» Page excerpt:
____________

Crowdsourcing Customer Service: Why I Take To Twitter For Support

January 14, 2011

How often do you see people ask for information or complain about a company publicly via Twitter or some other online outlet? I’ve done it myself. Many times. And while I can’t explain anyone else’s motivation for this public cry for help, I’ve been reflecting a bit on why I do this and what I hope will come of it.

When I take to Twitter to complain or seek some sort of customer service, it’s not an effort to call out or shame a company (OK, sometimes that’s exactly the purpose, but that’s rare). Rather, I take my quest for help public because I don’t for one minute expect the company in question to be the sole source of information — or the source of the best information, for that matter.

In many cases, a quick Google search will turn up the exact answer I need. Sometimes, the only way to resolve a matter — such as billing questions — is to go straight to the company, and in that case, starting with a public tweet actually just adds another step to the process. But sometimes, perhaps when an issue is complex or very specific, or when the answer is one the company doesn’t necessarily want to share, getting information from other people is the quickest and most useful way to get what I need.

Here’s a recent example:

I recently switched to Qwest for Internet service at home. On its website, Qwest doesn’t even mention a connection speed option lower than the seven megabits per second it describes as “essential,” but in our neighborhood, we only have a three megabit connection — and it doesn’t even quite reach that speed.

I started wondering about when my house would have the “essential” level of basic service it seemed other folks get as a starting point, but I didn’t expect Qwest would be quick to offer any meaningful details about the matter. So I took to Twitter, hoping some of my fellow East Metro residents would have some info to share about their experiences.

____________

Annotated region listings
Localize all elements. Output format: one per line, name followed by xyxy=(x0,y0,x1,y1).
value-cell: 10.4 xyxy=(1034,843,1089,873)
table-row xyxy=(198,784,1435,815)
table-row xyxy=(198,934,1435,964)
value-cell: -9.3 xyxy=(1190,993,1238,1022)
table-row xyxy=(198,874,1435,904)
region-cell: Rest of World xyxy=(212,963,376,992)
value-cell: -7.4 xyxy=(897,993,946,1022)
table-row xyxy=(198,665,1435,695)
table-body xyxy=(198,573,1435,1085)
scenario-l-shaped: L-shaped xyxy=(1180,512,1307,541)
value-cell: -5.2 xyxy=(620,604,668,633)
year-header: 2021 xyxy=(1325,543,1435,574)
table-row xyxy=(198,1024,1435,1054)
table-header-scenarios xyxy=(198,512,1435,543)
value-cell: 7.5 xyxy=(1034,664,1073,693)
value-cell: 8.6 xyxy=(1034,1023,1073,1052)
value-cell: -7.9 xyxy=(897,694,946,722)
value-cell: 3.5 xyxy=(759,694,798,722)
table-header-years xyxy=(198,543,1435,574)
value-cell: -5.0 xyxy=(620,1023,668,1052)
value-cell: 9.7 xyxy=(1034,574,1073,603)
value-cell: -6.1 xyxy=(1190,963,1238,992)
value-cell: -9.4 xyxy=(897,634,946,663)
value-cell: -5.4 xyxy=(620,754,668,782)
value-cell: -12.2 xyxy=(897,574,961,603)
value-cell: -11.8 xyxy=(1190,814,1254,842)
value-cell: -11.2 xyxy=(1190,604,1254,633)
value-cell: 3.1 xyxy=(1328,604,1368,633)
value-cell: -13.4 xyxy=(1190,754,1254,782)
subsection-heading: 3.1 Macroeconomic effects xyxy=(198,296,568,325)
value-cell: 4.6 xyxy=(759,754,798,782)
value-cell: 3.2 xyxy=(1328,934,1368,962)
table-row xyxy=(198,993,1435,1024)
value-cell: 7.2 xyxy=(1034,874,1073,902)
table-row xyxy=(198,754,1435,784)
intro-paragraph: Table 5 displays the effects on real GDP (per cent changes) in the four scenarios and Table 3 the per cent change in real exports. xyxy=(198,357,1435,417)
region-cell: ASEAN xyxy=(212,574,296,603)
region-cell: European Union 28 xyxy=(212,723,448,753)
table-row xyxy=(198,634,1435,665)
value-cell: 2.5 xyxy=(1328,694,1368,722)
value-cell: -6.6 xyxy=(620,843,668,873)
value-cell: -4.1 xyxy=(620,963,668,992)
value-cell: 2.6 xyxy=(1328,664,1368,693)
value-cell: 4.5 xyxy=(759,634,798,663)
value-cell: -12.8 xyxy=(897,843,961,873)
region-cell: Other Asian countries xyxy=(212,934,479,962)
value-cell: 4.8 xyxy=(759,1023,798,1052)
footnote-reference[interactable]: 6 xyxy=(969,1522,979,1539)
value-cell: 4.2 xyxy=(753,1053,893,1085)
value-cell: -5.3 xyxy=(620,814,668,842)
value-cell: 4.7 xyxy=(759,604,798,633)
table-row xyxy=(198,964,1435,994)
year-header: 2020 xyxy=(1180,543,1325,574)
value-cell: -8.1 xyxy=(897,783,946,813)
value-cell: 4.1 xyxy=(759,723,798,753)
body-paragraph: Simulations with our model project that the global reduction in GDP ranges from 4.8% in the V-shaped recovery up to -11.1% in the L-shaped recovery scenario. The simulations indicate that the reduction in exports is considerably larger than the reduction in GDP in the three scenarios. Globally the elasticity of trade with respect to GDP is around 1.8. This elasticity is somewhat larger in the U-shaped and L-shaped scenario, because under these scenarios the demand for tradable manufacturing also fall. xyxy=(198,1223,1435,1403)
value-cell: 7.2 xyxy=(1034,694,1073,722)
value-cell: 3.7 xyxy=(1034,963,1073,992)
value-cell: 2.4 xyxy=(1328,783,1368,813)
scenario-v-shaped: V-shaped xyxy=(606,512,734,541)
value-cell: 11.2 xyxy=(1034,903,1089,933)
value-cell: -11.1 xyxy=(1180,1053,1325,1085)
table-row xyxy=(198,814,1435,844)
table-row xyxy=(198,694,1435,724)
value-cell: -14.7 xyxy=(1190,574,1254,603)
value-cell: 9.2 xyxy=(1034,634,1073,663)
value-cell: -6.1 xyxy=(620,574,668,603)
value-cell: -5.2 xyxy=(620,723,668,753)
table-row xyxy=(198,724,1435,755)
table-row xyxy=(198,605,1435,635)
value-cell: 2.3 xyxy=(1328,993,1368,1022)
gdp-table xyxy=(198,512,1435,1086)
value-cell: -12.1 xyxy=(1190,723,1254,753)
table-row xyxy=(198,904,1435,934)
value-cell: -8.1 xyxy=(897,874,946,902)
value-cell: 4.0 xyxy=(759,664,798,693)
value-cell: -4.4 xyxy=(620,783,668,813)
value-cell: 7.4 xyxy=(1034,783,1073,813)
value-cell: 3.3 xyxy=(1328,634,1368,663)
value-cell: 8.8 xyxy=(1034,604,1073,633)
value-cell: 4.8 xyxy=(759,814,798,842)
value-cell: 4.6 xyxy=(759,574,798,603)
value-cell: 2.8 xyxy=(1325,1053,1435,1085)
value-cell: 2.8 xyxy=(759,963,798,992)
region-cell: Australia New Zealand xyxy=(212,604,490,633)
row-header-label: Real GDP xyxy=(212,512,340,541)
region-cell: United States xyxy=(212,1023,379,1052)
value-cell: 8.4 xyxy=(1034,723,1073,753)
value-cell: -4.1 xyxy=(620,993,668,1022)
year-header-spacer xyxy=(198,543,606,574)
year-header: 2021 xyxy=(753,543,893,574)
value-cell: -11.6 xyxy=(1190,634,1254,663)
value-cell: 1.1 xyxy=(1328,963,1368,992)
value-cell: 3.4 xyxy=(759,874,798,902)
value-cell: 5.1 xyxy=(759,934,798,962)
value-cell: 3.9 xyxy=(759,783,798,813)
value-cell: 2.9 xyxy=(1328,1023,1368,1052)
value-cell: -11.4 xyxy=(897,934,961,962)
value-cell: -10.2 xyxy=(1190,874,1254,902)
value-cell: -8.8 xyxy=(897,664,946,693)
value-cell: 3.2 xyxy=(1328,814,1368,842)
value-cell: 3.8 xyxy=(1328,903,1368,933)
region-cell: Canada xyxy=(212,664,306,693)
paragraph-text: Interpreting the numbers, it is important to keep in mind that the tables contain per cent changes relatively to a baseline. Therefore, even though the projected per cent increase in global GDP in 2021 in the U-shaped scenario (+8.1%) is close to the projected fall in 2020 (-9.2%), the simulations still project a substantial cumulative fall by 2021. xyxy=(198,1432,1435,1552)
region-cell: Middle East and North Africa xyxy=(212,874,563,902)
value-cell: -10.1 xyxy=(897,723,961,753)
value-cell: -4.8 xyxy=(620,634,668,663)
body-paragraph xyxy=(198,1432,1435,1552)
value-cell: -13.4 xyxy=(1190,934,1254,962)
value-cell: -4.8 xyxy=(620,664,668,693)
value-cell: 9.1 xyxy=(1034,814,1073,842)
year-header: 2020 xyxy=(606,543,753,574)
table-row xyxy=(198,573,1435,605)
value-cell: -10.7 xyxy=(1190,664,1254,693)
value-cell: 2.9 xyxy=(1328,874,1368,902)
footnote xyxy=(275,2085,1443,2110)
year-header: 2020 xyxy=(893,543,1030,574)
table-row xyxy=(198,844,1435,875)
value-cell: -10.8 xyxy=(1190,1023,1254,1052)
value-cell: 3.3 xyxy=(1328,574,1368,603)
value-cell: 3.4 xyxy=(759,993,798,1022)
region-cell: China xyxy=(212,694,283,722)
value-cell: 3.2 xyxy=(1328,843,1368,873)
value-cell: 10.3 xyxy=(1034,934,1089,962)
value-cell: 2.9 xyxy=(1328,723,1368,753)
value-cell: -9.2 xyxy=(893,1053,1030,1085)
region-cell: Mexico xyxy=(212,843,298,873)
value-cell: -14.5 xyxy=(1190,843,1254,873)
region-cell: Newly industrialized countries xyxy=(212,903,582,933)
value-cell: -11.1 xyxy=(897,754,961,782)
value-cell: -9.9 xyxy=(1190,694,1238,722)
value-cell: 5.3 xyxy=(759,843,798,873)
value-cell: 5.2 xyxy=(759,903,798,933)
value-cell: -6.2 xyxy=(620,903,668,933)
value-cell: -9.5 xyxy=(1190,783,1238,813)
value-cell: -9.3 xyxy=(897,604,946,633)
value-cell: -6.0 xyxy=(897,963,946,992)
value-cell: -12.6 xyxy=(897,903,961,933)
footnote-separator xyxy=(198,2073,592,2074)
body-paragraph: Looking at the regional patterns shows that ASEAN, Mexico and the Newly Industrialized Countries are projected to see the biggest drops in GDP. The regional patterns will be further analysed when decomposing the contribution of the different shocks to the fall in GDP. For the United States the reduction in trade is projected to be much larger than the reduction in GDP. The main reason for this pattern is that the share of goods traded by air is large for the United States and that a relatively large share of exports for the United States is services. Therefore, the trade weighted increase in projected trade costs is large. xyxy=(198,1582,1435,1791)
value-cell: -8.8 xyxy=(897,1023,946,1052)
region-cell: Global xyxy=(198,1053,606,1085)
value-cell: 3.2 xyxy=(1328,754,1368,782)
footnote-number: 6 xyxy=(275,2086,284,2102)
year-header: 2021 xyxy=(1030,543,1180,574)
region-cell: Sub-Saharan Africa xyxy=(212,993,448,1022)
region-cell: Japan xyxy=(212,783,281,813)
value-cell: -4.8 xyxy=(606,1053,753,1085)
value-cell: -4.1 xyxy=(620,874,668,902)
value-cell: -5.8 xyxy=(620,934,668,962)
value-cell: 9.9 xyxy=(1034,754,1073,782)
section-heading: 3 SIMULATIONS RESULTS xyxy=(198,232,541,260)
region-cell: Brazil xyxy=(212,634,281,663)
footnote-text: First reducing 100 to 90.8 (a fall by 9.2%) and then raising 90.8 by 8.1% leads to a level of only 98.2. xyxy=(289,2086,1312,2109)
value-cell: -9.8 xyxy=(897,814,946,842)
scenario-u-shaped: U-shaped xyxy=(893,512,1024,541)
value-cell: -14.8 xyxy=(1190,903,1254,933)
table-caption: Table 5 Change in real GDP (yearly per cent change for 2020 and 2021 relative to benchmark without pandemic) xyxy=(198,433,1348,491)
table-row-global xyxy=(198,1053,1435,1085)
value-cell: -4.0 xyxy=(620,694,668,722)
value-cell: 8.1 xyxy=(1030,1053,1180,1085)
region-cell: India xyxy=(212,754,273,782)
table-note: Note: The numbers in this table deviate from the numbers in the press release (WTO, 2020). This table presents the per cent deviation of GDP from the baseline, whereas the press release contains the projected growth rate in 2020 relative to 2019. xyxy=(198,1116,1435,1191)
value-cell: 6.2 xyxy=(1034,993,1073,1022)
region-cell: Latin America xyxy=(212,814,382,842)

____________

» Stated task 1:
Answer these from the Twitter customer-service post:
(a) What date does the post carry?
(b) Which company did the writer recently switch to for home Internet service?
(c) What connection speed does that company describe as "essential"?
» Stated task 2: In the Twitter customer-service post, transcribe everything from "January 14, 2011" down to "for that matter.".

» Complete answer 1:
(a) January 14, 2011
(b) Qwest
(c) Seven megabits per second

» Complete answer 2:
January 14, 2011

How often do you see people ask for information or complain about a company publicly via Twitter or some other online outlet? I’ve done it myself. Many times. And while I can’t explain anyone else’s motivation for this public cry for help, I’ve been reflecting a bit on why I do this and what I hope will come of it.

When I take to Twitter to complain or seek some sort of customer service, it’s not an effort to call out or shame a company (OK, sometimes that’s exactly the purpose, but that’s rare). Rather, I take my quest for help public because I don’t for one minute expect the company in question to be the sole source of information — or the source of the best information, for that matter.